[Extracted data entries]
-------------------------
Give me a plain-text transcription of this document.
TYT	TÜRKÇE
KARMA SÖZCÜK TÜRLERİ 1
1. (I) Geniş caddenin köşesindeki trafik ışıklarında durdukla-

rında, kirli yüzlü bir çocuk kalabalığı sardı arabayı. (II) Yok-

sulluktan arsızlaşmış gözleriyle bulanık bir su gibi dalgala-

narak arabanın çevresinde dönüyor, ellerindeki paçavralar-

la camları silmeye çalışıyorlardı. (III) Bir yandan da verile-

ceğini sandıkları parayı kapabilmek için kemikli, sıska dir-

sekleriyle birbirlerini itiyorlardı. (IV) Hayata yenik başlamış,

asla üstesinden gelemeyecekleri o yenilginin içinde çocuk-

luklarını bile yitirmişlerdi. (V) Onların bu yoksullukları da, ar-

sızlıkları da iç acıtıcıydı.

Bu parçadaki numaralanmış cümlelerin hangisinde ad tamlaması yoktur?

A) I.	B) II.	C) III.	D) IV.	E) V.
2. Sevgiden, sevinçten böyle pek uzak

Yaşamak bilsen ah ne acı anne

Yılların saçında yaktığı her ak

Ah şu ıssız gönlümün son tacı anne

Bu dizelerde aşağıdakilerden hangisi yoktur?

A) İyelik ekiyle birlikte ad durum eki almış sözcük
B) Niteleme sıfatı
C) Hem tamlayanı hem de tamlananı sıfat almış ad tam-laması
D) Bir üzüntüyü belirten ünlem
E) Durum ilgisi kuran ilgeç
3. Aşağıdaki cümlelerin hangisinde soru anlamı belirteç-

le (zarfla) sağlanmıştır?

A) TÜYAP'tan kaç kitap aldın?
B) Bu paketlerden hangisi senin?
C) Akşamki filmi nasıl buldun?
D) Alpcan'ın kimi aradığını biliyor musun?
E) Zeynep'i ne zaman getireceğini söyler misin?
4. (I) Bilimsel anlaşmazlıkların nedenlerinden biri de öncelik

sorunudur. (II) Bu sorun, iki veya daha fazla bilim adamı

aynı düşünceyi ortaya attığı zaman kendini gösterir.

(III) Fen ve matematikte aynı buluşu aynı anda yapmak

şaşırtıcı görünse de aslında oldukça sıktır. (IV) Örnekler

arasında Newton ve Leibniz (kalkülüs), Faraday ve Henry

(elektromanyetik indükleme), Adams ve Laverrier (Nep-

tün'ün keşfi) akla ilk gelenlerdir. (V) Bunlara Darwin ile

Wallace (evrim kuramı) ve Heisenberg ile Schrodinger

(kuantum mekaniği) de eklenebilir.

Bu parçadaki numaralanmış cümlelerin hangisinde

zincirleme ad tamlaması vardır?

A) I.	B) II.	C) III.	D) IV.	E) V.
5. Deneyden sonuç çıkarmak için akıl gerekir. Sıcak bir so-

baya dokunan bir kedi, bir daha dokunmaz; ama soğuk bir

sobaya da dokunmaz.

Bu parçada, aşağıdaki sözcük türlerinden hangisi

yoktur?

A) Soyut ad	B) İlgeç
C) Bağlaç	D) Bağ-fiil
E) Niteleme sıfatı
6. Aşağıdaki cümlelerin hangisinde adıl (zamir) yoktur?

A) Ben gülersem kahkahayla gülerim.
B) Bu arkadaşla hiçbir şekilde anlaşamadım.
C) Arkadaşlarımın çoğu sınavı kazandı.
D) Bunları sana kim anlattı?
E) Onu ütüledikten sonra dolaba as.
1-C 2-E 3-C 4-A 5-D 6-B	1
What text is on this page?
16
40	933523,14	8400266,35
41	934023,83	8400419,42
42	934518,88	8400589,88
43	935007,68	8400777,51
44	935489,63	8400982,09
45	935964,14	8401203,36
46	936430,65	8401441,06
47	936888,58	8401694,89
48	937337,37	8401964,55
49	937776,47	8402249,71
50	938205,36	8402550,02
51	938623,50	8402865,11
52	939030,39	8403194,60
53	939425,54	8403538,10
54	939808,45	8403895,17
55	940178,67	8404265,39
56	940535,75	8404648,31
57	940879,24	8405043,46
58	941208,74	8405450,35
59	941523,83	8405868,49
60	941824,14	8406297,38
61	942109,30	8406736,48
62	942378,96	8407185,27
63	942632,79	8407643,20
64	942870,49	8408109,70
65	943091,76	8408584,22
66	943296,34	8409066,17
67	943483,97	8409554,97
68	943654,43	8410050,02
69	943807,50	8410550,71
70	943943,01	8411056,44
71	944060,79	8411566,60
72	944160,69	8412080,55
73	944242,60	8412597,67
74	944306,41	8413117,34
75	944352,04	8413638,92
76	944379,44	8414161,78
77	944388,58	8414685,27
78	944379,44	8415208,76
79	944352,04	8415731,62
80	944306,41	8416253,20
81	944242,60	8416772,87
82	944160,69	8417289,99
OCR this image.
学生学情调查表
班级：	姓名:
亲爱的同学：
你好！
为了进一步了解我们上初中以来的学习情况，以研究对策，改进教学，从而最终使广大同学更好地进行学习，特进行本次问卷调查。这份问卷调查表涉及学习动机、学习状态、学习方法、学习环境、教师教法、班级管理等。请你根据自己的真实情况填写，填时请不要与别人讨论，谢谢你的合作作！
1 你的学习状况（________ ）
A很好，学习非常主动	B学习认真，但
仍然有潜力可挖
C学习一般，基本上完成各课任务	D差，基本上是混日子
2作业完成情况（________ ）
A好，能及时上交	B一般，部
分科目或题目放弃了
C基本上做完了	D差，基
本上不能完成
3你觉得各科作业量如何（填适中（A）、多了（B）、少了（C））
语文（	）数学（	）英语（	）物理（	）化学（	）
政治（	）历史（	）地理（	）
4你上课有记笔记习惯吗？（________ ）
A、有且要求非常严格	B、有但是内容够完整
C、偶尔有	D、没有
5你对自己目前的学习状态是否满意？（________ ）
-------------------------
Do this:
Pull out every line in the material above where "almış" occurs.

Written solution:
A) İyelik ekiyle birlikte ad durum eki almış sözcük
C) Hem tamlayanı hem de tamlananı sıfat almış ad tam-laması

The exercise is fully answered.